(Extracted data entries)
= = = = =

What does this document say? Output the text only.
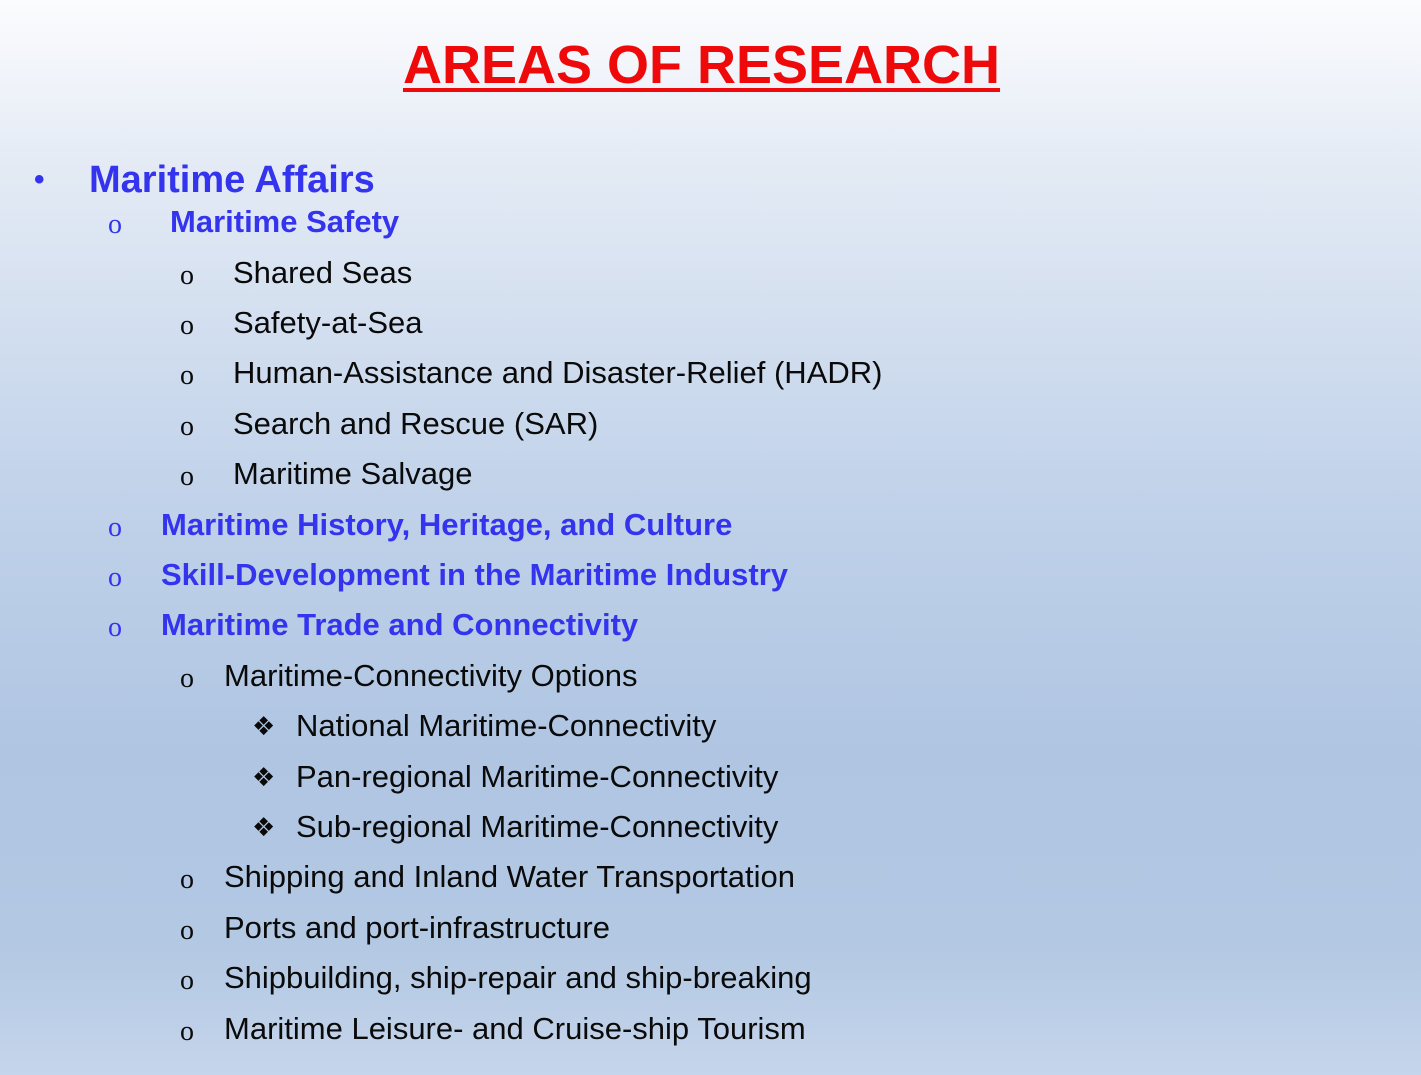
AREAS OF RESEARCH
• Maritime Affairs
o Maritime Safety
o Shared Seas
o Safety-at-Sea
o Human-Assistance and Disaster-Relief (HADR)
o Search and Rescue (SAR)
o Maritime Salvage
o Maritime History, Heritage, and Culture
o Skill-Development in the Maritime Industry
o Maritime Trade and Connectivity
o Maritime-Connectivity Options
❖ National Maritime-Connectivity
❖ Pan-regional Maritime-Connectivity
❖ Sub-regional Maritime-Connectivity
o Shipping and Inland Water Transportation
o Ports and port-infrastructure
o Shipbuilding, ship-repair and ship-breaking
o Maritime Leisure- and Cruise-ship Tourism
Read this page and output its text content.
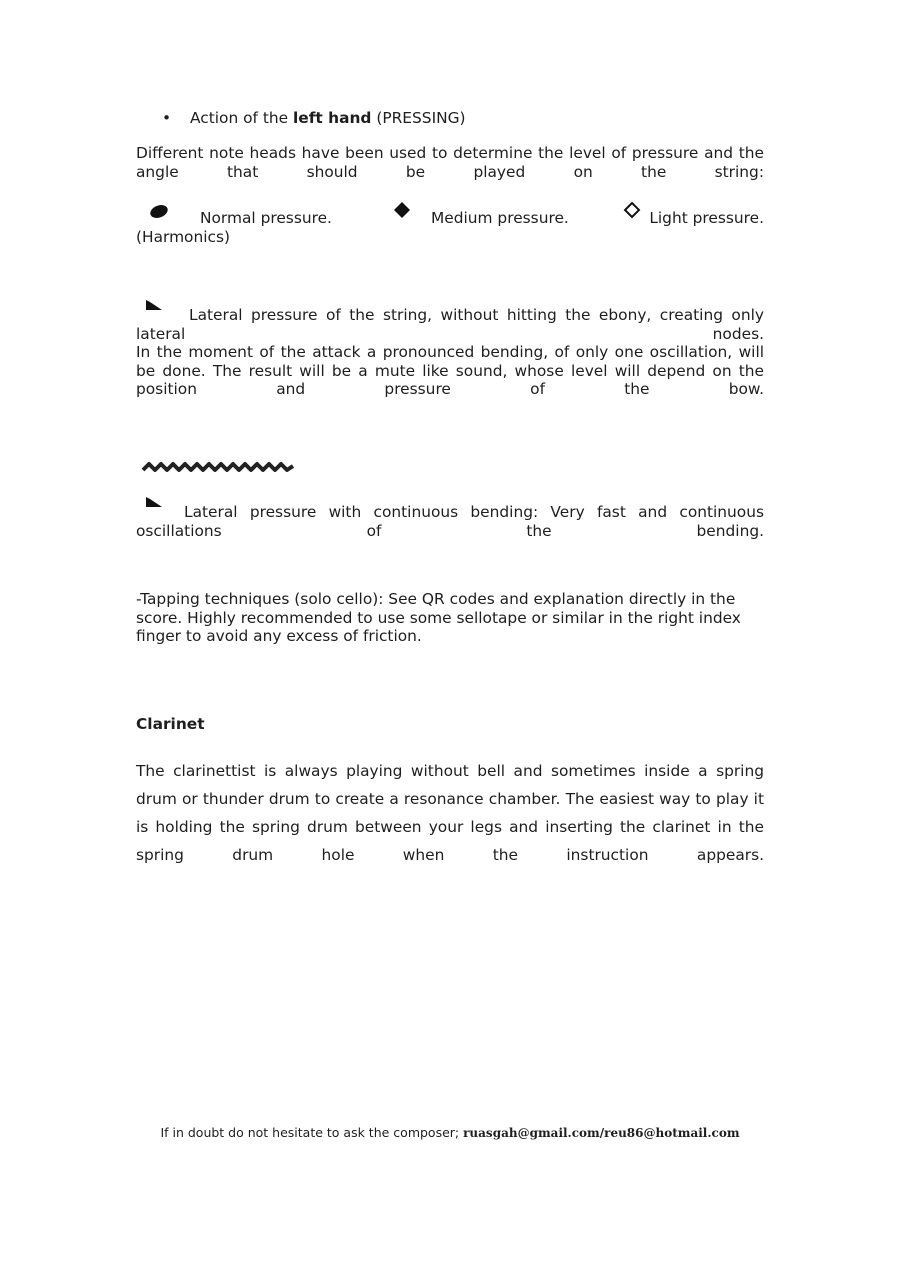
• Action of the left hand (PRESSING)
Different note heads have been used to determine the level of pressure and the angle that should be played on the string:
Normal pressure.	Medium pressure.	Light pressure.
(Harmonics)
Lateral pressure of the string, without hitting the ebony, creating only lateral nodes.
In the moment of the attack a pronounced bending, of only one oscillation, will be done. The result will be a mute like sound, whose level will depend on the position and pressure of the bow.
Lateral pressure with continuous bending: Very fast and continuous oscillations of the bending.
-Tapping techniques (solo cello): See QR codes and explanation directly in the score. Highly recommended to use some sellotape or similar in the right index finger to avoid any excess of friction.
Clarinet
The clarinettist is always playing without bell and sometimes inside a spring drum or thunder drum to create a resonance chamber. The easiest way to play it is holding the spring drum between your legs and inserting the clarinet in the spring drum hole when the instruction appears.
If in doubt do not hesitate to ask the composer; ruasgah@gmail.com/reu86@hotmail.com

= = = = =

=== SHORT TASK ===
Without the pictures, copy the material exactly as given.

=== REPLY TO THE TASK ===
What does this document say? Output the text only.
AREAS OF RESEARCH
• Maritime Affairs
o Maritime Safety
o Shared Seas
o Safety-at-Sea
o Human-Assistance and Disaster-Relief (HADR)
o Search and Rescue (SAR)
o Maritime Salvage
o Maritime History, Heritage, and Culture
o Skill-Development in the Maritime Industry
o Maritime Trade and Connectivity
o Maritime-Connectivity Options
❖ National Maritime-Connectivity
❖ Pan-regional Maritime-Connectivity
❖ Sub-regional Maritime-Connectivity
o Shipping and Inland Water Transportation
o Ports and port-infrastructure
o Shipbuilding, ship-repair and ship-breaking
o Maritime Leisure- and Cruise-ship Tourism
Read this page and output its text content.
• Action of the left hand (PRESSING)
Different note heads have been used to determine the level of pressure and the angle that should be played on the string:
Normal pressure.	Medium pressure.	Light pressure.
(Harmonics)
Lateral pressure of the string, without hitting the ebony, creating only lateral nodes.
In the moment of the attack a pronounced bending, of only one oscillation, will be done. The result will be a mute like sound, whose level will depend on the position and pressure of the bow.
Lateral pressure with continuous bending: Very fast and continuous oscillations of the bending.
-Tapping techniques (solo cello): See QR codes and explanation directly in the score. Highly recommended to use some sellotape or similar in the right index finger to avoid any excess of friction.
Clarinet
The clarinettist is always playing without bell and sometimes inside a spring drum or thunder drum to create a resonance chamber. The easiest way to play it is holding the spring drum between your legs and inserting the clarinet in the spring drum hole when the instruction appears.
If in doubt do not hesitate to ask the composer; ruasgah@gmail.com/reu86@hotmail.com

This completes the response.